• [Provided entries]:
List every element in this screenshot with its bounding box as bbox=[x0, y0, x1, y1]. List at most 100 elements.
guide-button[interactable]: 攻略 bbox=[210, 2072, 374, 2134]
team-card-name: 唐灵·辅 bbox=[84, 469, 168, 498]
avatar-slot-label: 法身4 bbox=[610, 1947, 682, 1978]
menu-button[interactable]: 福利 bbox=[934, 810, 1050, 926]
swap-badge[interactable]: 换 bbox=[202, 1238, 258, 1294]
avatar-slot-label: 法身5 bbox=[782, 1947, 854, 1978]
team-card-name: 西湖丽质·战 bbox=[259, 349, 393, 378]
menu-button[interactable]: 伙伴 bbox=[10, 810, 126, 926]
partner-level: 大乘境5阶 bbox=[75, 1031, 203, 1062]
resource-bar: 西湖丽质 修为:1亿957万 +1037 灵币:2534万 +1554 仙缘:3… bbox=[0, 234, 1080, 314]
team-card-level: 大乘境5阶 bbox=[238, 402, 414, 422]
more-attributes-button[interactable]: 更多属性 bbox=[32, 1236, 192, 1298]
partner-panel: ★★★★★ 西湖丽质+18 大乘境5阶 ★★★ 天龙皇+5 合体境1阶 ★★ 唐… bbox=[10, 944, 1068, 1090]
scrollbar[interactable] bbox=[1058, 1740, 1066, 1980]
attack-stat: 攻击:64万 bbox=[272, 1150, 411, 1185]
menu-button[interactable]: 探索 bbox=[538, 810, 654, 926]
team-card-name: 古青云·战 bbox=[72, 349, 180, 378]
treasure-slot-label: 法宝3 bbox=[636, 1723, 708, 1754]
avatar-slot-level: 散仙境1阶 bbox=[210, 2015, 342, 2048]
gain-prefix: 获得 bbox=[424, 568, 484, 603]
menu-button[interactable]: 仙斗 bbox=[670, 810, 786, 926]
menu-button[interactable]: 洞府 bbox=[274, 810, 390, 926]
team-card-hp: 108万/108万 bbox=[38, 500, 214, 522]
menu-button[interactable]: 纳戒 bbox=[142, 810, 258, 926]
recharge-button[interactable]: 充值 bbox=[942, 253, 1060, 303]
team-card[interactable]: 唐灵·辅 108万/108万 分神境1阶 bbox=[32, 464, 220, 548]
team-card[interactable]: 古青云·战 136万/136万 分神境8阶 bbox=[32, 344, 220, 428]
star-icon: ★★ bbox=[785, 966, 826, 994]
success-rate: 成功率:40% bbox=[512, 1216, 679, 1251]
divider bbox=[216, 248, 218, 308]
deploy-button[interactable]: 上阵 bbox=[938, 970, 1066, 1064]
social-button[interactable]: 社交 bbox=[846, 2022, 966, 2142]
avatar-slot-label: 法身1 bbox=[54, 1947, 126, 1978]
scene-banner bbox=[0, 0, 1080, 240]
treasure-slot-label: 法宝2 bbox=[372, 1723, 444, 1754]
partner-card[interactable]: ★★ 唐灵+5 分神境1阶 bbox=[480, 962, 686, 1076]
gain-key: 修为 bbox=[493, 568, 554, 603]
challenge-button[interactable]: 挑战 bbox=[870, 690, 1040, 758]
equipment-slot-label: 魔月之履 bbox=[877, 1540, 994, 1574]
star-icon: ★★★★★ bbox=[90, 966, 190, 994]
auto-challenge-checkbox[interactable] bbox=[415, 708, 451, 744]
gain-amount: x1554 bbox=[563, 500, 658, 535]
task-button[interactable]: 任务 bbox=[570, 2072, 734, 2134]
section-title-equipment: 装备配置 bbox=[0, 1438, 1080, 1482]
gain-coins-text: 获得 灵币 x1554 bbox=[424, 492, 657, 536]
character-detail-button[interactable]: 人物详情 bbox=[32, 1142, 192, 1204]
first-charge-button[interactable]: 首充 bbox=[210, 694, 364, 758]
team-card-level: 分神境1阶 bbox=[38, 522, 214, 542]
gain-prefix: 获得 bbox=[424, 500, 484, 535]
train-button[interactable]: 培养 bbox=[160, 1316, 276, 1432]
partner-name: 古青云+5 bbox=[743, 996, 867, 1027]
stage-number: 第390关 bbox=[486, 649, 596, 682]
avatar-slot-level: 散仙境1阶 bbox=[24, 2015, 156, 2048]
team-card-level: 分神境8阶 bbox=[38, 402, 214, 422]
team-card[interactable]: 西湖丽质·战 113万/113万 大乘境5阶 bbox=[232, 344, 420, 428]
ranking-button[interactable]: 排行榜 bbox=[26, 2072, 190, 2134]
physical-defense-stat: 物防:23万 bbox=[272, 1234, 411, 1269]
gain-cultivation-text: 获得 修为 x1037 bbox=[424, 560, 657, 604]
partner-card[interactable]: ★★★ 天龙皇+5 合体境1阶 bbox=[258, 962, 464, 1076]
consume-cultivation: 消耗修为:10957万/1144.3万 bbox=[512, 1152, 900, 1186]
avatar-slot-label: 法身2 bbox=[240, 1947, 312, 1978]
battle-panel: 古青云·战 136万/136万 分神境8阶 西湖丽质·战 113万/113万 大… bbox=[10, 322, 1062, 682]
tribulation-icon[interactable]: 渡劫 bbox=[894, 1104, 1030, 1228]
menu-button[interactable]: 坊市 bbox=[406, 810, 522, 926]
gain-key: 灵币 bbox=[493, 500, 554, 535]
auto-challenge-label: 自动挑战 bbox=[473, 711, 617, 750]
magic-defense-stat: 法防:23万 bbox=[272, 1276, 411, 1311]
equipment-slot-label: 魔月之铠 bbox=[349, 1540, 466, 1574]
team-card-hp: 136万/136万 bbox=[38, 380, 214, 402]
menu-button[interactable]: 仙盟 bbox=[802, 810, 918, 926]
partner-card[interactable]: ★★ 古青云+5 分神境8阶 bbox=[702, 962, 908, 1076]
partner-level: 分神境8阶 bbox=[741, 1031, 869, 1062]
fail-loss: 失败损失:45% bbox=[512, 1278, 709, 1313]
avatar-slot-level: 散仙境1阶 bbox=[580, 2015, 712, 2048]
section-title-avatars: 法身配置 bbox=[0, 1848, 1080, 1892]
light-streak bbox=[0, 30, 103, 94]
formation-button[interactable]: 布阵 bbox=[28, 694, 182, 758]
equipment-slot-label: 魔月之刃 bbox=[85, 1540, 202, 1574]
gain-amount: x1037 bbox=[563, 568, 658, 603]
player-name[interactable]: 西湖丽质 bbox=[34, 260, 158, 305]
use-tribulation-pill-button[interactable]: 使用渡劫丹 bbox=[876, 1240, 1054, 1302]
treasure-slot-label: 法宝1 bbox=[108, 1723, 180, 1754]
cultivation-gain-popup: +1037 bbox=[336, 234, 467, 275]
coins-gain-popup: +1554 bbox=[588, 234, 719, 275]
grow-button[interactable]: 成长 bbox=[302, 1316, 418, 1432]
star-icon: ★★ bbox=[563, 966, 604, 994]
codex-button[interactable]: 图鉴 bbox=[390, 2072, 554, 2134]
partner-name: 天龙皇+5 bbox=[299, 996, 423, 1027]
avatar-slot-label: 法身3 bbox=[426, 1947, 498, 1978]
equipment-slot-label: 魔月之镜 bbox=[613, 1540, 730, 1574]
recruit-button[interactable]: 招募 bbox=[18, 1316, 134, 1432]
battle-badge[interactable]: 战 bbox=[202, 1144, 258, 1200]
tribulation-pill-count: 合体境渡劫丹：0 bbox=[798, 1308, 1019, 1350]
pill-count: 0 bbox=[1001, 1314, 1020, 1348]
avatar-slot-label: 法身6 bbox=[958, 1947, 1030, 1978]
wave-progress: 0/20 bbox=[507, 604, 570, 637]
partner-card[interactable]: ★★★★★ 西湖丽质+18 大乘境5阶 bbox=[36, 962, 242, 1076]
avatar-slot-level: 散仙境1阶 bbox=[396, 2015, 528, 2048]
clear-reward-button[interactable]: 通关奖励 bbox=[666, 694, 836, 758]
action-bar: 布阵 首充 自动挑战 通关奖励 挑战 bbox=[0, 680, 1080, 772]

• [Aim of the exercise]:
Convert the listing above into a numbered list, beginning at its first line and running through the line that contains "treasure-slot-label: 法宝3 bbox=[636, 1723, 708, 1754]", with both ends included and any blank lines omitted.

• [Answer to the exercise]:
1. List every element in this screenshot with its bounding box as bbox=[x0, y0, x1, y1]. List at most 100 elements.
2. guide-button[interactable]: 攻略 bbox=[210, 2072, 374, 2134]
3. team-card-name: 唐灵·辅 bbox=[84, 469, 168, 498]
4. avatar-slot-label: 法身4 bbox=[610, 1947, 682, 1978]
5. menu-button[interactable]: 福利 bbox=[934, 810, 1050, 926]
6. swap-badge[interactable]: 换 bbox=[202, 1238, 258, 1294]
7. avatar-slot-label: 法身5 bbox=[782, 1947, 854, 1978]
8. team-card-name: 西湖丽质·战 bbox=[259, 349, 393, 378]
9. menu-button[interactable]: 伙伴 bbox=[10, 810, 126, 926]
10. partner-level: 大乘境5阶 bbox=[75, 1031, 203, 1062]
11. resource-bar: 西湖丽质 修为:1亿957万 +1037 灵币:2534万 +1554 仙缘:3… bbox=[0, 234, 1080, 314]
12. team-card-level: 大乘境5阶 bbox=[238, 402, 414, 422]
13. more-attributes-button[interactable]: 更多属性 bbox=[32, 1236, 192, 1298]
14. partner-panel: ★★★★★ 西湖丽质+18 大乘境5阶 ★★★ 天龙皇+5 合体境1阶 ★★ 唐… bbox=[10, 944, 1068, 1090]
15. scrollbar[interactable] bbox=[1058, 1740, 1066, 1980]
16. attack-stat: 攻击:64万 bbox=[272, 1150, 411, 1185]
17. menu-button[interactable]: 探索 bbox=[538, 810, 654, 926]
18. team-card-name: 古青云·战 bbox=[72, 349, 180, 378]
19. treasure-slot-label: 法宝3 bbox=[636, 1723, 708, 1754]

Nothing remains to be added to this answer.